BEGIN

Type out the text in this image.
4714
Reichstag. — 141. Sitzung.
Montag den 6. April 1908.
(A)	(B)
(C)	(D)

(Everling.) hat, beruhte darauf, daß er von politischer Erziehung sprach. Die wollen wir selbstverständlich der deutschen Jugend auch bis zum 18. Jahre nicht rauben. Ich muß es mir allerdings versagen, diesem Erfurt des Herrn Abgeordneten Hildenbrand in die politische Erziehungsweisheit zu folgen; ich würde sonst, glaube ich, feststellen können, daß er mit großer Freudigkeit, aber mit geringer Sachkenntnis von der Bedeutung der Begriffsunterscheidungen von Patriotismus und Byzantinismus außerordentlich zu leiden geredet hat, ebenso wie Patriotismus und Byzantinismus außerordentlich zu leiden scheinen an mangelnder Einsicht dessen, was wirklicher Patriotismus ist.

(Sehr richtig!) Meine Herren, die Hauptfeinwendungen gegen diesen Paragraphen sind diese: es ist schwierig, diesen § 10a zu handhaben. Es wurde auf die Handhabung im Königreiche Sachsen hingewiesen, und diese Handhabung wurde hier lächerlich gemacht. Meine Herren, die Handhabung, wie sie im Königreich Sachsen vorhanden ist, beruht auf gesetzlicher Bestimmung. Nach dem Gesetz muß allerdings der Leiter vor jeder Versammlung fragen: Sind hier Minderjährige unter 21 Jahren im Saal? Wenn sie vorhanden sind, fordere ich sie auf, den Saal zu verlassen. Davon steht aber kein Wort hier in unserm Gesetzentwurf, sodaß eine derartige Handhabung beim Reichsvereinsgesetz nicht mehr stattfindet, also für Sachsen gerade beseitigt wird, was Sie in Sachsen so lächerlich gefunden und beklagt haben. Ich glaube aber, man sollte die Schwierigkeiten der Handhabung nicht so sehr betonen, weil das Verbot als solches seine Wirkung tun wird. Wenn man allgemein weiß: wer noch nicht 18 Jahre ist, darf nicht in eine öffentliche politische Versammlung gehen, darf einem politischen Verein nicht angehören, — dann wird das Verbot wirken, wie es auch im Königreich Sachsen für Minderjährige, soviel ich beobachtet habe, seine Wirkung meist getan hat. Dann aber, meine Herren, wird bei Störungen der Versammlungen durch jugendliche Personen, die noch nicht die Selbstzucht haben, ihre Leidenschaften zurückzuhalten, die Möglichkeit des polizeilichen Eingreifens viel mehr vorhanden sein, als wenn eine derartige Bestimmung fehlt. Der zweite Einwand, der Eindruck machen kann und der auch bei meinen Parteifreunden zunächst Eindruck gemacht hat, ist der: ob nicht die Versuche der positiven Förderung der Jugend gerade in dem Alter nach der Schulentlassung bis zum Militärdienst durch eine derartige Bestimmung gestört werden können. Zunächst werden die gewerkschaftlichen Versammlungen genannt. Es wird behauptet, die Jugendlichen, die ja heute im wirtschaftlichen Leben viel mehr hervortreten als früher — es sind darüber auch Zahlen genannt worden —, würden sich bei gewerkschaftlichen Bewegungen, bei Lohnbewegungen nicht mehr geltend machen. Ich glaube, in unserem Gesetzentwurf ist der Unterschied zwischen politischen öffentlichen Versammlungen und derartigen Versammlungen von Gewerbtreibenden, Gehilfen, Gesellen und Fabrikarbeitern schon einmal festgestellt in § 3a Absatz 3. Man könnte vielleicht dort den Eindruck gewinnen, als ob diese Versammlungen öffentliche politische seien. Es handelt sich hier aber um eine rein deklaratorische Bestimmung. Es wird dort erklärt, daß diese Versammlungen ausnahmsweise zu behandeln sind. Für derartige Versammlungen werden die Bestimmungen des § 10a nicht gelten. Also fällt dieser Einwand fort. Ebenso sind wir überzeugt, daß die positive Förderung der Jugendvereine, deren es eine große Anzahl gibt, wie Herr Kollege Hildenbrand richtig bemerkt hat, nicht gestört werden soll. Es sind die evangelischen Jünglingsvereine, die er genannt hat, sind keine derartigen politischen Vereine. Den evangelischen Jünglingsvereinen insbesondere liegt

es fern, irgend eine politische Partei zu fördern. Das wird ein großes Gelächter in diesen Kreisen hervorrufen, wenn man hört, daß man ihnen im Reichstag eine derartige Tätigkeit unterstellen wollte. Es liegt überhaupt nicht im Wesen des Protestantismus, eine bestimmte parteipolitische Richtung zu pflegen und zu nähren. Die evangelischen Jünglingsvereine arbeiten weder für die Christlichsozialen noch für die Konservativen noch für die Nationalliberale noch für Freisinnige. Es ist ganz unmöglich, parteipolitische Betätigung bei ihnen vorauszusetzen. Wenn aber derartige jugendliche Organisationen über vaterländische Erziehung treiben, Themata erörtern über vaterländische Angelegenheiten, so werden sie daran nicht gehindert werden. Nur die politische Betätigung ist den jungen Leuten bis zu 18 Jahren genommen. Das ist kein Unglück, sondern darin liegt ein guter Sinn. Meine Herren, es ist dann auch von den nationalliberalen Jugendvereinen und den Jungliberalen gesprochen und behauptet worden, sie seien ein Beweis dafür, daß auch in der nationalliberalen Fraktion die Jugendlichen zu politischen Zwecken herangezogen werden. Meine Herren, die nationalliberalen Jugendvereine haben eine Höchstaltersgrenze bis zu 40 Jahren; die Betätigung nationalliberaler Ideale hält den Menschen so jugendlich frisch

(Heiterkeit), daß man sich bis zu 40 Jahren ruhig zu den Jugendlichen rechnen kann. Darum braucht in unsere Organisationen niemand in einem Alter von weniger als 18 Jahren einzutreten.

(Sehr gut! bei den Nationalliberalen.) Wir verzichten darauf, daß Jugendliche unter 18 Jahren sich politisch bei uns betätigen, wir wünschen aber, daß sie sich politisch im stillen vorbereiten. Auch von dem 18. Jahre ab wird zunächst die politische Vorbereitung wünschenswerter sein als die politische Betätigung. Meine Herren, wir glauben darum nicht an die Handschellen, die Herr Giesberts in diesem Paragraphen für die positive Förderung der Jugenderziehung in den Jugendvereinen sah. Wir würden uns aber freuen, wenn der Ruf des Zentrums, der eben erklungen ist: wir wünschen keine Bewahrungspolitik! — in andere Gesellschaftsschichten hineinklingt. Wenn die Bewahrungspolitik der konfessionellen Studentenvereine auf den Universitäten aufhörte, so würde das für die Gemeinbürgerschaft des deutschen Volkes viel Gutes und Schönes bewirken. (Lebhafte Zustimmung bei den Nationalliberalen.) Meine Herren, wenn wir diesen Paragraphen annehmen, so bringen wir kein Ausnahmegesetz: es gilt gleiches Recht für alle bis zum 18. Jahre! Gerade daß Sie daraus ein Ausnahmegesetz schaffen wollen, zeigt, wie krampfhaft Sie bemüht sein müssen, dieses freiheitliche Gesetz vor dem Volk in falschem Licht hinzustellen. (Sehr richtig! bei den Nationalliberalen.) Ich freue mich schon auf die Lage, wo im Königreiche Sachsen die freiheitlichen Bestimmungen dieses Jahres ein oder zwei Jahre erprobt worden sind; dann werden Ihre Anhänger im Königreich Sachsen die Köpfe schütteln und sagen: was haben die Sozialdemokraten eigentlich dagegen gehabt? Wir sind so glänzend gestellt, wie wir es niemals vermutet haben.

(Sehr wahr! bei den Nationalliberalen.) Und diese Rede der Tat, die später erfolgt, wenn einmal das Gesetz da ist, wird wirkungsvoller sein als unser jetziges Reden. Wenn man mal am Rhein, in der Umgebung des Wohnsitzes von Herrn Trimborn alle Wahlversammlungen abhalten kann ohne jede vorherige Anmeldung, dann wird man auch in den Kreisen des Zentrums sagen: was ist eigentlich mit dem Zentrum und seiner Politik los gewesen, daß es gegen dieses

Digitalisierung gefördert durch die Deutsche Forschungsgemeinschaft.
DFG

END

WHAT THIS TASK INVOLVES:
For the string "Herrn", go line by line through the material and copy every line that has it.

WRITTEN ANSWER:
(Everling.) hat, beruhte darauf, daß er von politischer Erziehung sprach. Die wollen wir selbstverständlich der deutschen Jugend auch bis zum 18. Jahre nicht rauben. Ich muß es mir allerdings versagen, diesem Erfurt des Herrn Abgeordneten Hildenbrand in die politische Erziehungsweisheit zu folgen; ich würde sonst, glaube ich, feststellen können, daß er mit großer Freudigkeit, aber mit geringer Sachkenntnis von der Bedeutung der Begriffsunterscheidungen von Patriotismus und Byzantinismus außerordentlich zu leiden geredet hat, ebenso wie Patriotismus und Byzantinismus außerordentlich zu leiden scheinen an mangelnder Einsicht dessen, was wirklicher Patriotismus ist.
(Sehr wahr! bei den Nationalliberalen.) Und diese Rede der Tat, die später erfolgt, wenn einmal das Gesetz da ist, wird wirkungsvoller sein als unser jetziges Reden. Wenn man mal am Rhein, in der Umgebung des Wohnsitzes von Herrn Trimborn alle Wahlversammlungen abhalten kann ohne jede vorherige Anmeldung, dann wird man auch in den Kreisen des Zentrums sagen: was ist eigentlich mit dem Zentrum und seiner Politik los gewesen, daß es gegen dieses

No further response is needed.